===== Material shown

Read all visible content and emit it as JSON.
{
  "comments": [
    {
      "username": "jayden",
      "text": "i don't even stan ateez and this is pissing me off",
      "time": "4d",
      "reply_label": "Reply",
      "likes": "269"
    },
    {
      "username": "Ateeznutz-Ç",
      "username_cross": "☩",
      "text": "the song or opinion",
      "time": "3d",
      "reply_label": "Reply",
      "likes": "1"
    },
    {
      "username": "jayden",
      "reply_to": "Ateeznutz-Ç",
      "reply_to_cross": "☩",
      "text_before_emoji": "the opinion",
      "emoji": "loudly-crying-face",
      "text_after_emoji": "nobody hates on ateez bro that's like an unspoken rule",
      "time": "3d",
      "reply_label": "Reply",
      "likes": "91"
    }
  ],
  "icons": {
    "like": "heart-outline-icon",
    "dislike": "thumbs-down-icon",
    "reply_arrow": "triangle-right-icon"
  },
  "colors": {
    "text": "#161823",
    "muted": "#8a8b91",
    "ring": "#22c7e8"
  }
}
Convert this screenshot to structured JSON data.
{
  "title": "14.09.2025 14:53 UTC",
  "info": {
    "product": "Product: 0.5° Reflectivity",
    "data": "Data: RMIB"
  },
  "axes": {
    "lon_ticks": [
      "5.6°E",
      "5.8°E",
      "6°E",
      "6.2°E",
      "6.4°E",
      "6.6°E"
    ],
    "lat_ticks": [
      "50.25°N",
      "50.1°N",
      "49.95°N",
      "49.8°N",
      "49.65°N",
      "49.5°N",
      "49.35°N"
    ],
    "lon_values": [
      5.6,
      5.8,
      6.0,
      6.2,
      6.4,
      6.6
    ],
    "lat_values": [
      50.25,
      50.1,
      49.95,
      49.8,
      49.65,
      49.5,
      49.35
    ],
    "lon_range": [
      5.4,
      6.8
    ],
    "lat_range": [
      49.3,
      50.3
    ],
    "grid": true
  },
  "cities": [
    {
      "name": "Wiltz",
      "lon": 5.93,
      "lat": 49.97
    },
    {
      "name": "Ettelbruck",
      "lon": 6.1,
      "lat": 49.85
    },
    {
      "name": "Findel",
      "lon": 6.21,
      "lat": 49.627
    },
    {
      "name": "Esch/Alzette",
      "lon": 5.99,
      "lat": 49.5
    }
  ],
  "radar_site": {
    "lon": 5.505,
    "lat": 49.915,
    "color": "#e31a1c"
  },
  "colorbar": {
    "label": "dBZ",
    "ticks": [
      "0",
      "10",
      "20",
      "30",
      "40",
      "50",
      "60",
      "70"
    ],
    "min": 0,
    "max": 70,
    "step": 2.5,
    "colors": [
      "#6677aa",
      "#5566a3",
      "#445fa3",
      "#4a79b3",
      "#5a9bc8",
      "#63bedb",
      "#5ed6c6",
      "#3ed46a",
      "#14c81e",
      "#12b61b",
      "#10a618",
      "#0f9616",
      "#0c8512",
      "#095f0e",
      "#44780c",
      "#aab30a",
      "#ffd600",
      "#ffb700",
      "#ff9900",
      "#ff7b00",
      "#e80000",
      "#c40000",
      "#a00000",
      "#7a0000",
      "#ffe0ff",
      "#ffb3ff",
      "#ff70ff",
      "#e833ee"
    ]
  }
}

==========

**Exercise prompt**
Look through the entries above; copy each line where the string "data" appears.

**Reply to the task**
Convert this screenshot to structured JSON data.
    "data": "Data: RMIB"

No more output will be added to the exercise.